WORK TO DO
Make an exact copy of the entries below.

Records that describe figures
'''

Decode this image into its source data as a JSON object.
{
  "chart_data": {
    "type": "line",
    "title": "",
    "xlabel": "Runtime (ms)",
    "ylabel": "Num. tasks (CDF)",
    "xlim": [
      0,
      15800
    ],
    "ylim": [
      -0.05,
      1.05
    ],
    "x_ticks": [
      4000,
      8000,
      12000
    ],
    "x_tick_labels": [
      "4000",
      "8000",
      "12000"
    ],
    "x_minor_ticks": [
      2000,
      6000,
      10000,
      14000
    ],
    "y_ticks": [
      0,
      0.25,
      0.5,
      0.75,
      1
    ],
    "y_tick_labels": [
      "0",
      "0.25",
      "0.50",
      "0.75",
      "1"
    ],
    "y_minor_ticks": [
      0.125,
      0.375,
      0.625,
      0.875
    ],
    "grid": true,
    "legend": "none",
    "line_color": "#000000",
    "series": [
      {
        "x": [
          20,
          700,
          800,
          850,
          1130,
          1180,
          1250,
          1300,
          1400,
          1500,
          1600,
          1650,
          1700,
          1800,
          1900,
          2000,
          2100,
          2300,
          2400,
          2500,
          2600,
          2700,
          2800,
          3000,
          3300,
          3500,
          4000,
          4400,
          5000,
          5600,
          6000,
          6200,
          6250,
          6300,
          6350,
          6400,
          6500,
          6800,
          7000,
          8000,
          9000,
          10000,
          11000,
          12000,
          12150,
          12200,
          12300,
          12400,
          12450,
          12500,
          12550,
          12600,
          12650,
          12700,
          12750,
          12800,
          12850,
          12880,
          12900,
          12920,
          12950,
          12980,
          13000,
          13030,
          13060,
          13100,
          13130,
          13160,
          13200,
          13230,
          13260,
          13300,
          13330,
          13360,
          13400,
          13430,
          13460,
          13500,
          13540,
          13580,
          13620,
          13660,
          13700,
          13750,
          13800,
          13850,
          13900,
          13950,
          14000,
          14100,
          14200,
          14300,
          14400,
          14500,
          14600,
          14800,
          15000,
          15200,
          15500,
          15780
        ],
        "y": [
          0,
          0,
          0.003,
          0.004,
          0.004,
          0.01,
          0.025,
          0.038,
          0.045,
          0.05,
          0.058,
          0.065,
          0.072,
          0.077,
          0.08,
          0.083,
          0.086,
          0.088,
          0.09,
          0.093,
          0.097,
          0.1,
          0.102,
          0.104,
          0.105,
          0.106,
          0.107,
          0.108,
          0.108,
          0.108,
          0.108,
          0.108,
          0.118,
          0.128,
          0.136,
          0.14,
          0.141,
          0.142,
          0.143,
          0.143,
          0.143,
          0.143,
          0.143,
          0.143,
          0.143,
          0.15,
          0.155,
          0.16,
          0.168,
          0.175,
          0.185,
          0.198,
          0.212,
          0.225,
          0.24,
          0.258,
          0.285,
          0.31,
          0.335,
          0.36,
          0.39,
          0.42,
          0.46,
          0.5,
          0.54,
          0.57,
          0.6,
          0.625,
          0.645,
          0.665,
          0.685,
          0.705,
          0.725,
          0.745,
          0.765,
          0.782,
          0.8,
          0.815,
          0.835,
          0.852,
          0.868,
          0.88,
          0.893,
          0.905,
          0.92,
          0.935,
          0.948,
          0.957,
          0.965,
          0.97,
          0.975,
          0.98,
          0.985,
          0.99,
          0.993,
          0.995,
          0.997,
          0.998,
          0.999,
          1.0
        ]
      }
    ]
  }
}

'''

EXPECTED OUTPUT
Decode this image into its source data as a JSON object.
{
  "chart_data": {
    "type": "line",
    "title": "",
    "xlabel": "Runtime (ms)",
    "ylabel": "Num. tasks (CDF)",
    "xlim": [
      0,
      15800
    ],
    "ylim": [
      -0.05,
      1.05
    ],
    "x_ticks": [
      4000,
      8000,
      12000
    ],
    "x_tick_labels": [
      "4000",
      "8000",
      "12000"
    ],
    "x_minor_ticks": [
      2000,
      6000,
      10000,
      14000
    ],
    "y_ticks": [
      0,
      0.25,
      0.5,
      0.75,
      1
    ],
    "y_tick_labels": [
      "0",
      "0.25",
      "0.50",
      "0.75",
      "1"
    ],
    "y_minor_ticks": [
      0.125,
      0.375,
      0.625,
      0.875
    ],
    "grid": true,
    "legend": "none",
    "line_color": "#000000",
    "series": [
      {
        "x": [
          20,
          700,
          800,
          850,
          1130,
          1180,
          1250,
          1300,
          1400,
          1500,
          1600,
          1650,
          1700,
          1800,
          1900,
          2000,
          2100,
          2300,
          2400,
          2500,
          2600,
          2700,
          2800,
          3000,
          3300,
          3500,
          4000,
          4400,
          5000,
          5600,
          6000,
          6200,
          6250,
          6300,
          6350,
          6400,
          6500,
          6800,
          7000,
          8000,
          9000,
          10000,
          11000,
          12000,
          12150,
          12200,
          12300,
          12400,
          12450,
          12500,
          12550,
          12600,
          12650,
          12700,
          12750,
          12800,
          12850,
          12880,
          12900,
          12920,
          12950,
          12980,
          13000,
          13030,
          13060,
          13100,
          13130,
          13160,
          13200,
          13230,
          13260,
          13300,
          13330,
          13360,
          13400,
          13430,
          13460,
          13500,
          13540,
          13580,
          13620,
          13660,
          13700,
          13750,
          13800,
          13850,
          13900,
          13950,
          14000,
          14100,
          14200,
          14300,
          14400,
          14500,
          14600,
          14800,
          15000,
          15200,
          15500,
          15780
        ],
        "y": [
          0,
          0,
          0.003,
          0.004,
          0.004,
          0.01,
          0.025,
          0.038,
          0.045,
          0.05,
          0.058,
          0.065,
          0.072,
          0.077,
          0.08,
          0.083,
          0.086,
          0.088,
          0.09,
          0.093,
          0.097,
          0.1,
          0.102,
          0.104,
          0.105,
          0.106,
          0.107,
          0.108,
          0.108,
          0.108,
          0.108,
          0.108,
          0.118,
          0.128,
          0.136,
          0.14,
          0.141,
          0.142,
          0.143,
          0.143,
          0.143,
          0.143,
          0.143,
          0.143,
          0.143,
          0.15,
          0.155,
          0.16,
          0.168,
          0.175,
          0.185,
          0.198,
          0.212,
          0.225,
          0.24,
          0.258,
          0.285,
          0.31,
          0.335,
          0.36,
          0.39,
          0.42,
          0.46,
          0.5,
          0.54,
          0.57,
          0.6,
          0.625,
          0.645,
          0.665,
          0.685,
          0.705,
          0.725,
          0.745,
          0.765,
          0.782,
          0.8,
          0.815,
          0.835,
          0.852,
          0.868,
          0.88,
          0.893,
          0.905,
          0.92,
          0.935,
          0.948,
          0.957,
          0.965,
          0.97,
          0.975,
          0.98,
          0.985,
          0.99,
          0.993,
          0.995,
          0.997,
          0.998,
          0.999,
          1.0
        ]
      }
    ]
  }
}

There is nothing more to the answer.